(Records from a data collection)
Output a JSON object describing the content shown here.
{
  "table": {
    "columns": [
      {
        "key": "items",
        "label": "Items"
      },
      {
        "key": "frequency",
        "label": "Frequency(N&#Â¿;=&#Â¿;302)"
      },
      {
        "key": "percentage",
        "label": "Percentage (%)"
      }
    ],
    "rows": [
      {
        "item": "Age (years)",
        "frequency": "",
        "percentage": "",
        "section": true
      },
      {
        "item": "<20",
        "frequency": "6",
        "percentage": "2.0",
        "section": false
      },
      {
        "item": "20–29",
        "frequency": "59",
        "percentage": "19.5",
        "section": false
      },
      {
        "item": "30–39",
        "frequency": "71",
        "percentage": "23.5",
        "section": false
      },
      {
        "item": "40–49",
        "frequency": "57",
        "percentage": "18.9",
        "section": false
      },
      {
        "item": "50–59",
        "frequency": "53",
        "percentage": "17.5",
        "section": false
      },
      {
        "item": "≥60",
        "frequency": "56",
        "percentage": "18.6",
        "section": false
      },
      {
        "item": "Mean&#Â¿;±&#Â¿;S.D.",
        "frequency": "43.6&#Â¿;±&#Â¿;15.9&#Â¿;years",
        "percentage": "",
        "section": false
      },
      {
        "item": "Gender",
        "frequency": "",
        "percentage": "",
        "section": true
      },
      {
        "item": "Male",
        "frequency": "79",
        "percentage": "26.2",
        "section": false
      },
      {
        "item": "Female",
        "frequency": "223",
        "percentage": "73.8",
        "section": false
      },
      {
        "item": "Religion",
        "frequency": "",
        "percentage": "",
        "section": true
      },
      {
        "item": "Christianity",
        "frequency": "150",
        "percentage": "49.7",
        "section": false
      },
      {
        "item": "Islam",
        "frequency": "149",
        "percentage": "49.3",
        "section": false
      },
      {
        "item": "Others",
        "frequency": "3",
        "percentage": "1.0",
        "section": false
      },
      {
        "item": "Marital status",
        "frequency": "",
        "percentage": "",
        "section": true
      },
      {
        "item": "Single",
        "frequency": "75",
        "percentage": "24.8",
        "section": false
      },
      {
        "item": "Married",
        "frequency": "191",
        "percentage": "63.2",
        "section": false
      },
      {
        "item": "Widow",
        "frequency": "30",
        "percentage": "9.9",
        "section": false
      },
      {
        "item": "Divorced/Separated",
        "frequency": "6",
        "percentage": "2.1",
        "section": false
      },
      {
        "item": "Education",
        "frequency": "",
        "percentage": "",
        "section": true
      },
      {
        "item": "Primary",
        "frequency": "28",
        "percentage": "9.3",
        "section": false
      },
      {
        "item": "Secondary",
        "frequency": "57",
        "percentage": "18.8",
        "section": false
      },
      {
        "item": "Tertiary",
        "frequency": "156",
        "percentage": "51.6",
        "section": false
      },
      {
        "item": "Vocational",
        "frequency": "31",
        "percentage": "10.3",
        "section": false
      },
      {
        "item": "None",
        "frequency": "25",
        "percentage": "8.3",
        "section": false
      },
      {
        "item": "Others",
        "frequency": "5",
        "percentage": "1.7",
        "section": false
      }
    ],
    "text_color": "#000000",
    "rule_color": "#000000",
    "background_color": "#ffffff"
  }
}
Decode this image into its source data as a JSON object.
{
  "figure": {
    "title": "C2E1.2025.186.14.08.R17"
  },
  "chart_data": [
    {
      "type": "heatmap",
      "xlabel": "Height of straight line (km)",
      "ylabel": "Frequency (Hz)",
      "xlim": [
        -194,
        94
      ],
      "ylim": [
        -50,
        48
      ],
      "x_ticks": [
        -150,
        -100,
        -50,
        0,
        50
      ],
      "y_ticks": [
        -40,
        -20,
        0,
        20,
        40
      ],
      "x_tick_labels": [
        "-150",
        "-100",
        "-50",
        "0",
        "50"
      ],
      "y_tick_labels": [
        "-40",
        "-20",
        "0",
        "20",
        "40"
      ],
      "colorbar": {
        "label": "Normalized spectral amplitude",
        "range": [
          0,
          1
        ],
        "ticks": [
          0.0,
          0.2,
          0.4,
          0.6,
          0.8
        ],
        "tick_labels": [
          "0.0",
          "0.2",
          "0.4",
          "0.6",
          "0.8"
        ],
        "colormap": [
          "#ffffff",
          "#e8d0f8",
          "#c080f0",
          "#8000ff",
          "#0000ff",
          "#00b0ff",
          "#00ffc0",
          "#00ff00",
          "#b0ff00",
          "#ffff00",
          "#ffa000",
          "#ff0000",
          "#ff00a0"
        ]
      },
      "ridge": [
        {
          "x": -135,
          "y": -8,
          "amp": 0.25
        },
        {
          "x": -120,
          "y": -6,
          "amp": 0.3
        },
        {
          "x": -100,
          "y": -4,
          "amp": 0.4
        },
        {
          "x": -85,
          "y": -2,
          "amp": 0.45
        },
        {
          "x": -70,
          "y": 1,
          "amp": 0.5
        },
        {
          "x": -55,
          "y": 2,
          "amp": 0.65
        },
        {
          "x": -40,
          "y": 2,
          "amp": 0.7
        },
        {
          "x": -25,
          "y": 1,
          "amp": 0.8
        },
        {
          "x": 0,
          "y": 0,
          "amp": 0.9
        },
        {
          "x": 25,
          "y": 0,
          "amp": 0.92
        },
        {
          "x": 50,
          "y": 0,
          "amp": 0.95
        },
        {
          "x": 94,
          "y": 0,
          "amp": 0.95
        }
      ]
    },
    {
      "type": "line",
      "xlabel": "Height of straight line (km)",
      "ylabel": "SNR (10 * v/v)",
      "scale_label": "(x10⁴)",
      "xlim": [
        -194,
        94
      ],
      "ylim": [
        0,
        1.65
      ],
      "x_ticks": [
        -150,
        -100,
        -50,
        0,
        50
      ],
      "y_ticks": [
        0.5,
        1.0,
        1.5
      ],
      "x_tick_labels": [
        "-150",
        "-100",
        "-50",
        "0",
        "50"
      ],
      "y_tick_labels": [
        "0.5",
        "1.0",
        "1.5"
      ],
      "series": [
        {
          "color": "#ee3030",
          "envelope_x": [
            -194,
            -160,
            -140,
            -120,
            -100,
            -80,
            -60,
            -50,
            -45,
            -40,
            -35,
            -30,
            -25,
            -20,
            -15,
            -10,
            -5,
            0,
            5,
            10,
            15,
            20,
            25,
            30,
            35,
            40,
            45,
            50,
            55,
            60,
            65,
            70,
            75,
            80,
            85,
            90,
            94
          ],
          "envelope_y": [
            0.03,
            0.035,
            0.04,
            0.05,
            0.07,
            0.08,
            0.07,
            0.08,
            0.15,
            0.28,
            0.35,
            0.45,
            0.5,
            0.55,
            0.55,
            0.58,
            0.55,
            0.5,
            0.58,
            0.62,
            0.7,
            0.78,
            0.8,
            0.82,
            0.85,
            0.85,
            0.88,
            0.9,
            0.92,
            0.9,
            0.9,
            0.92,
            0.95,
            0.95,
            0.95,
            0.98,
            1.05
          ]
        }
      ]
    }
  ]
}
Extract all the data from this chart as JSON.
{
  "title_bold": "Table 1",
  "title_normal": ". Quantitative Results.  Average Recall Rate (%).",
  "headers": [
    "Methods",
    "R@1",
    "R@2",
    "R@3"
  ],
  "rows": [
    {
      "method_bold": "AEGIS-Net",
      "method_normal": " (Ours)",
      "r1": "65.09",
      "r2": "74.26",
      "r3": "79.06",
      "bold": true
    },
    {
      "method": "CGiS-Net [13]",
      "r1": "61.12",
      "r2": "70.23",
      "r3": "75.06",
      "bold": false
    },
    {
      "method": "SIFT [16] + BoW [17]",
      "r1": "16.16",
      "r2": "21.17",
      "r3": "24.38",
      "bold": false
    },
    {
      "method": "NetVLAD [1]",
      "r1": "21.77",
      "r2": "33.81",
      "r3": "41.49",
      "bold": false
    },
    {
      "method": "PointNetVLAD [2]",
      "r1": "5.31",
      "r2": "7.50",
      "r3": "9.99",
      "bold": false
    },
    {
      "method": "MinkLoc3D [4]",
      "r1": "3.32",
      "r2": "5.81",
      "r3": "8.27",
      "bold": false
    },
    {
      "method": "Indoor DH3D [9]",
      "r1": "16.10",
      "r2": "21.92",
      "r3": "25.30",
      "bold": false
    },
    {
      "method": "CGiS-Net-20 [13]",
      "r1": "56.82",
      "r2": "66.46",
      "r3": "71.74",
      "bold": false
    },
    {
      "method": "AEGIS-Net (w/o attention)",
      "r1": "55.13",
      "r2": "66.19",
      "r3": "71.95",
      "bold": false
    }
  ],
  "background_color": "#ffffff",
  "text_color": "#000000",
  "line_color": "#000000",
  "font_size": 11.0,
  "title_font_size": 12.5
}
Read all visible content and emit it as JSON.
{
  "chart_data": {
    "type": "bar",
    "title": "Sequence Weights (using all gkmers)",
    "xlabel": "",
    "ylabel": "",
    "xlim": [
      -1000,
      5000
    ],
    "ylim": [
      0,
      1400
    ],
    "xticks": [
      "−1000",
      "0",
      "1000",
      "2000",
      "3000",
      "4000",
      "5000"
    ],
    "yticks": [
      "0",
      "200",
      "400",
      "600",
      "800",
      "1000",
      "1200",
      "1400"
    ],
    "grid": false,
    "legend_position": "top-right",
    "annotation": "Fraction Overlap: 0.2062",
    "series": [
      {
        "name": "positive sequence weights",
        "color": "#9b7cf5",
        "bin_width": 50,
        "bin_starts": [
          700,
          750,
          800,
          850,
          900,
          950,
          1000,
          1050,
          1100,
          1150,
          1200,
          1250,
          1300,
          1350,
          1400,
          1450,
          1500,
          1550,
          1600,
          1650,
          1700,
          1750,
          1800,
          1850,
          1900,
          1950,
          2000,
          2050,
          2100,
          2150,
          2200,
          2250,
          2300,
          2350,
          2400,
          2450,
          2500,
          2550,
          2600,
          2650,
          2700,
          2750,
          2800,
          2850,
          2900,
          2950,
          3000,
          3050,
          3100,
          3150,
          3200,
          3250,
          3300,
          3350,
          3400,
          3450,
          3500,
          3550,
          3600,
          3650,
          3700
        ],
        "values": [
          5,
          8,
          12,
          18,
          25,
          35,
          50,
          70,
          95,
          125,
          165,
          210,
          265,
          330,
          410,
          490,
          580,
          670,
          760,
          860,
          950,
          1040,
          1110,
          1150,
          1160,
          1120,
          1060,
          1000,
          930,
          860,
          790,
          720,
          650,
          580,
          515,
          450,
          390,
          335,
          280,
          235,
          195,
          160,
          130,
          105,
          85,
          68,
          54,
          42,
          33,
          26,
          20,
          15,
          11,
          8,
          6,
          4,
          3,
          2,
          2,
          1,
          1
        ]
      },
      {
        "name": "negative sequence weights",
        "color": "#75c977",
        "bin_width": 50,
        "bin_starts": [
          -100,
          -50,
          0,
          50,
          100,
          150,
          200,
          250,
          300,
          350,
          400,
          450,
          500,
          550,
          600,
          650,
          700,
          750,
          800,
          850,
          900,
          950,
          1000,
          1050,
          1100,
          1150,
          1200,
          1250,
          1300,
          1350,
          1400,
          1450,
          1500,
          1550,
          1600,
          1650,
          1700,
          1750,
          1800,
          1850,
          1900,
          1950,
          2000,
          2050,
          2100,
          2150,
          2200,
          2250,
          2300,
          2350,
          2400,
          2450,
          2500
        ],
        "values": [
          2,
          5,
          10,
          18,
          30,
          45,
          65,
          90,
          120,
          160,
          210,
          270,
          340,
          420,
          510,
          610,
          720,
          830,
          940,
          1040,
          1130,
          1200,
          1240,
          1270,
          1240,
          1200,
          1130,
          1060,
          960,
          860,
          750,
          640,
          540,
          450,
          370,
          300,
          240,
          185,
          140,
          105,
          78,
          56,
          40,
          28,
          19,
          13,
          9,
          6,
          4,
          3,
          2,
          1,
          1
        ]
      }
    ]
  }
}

## Objective
Extract each line from the listing that holds the word "AEGIS".

## Response to this task
      "method_bold": "AEGIS-Net",
      "method": "AEGIS-Net (w/o attention)",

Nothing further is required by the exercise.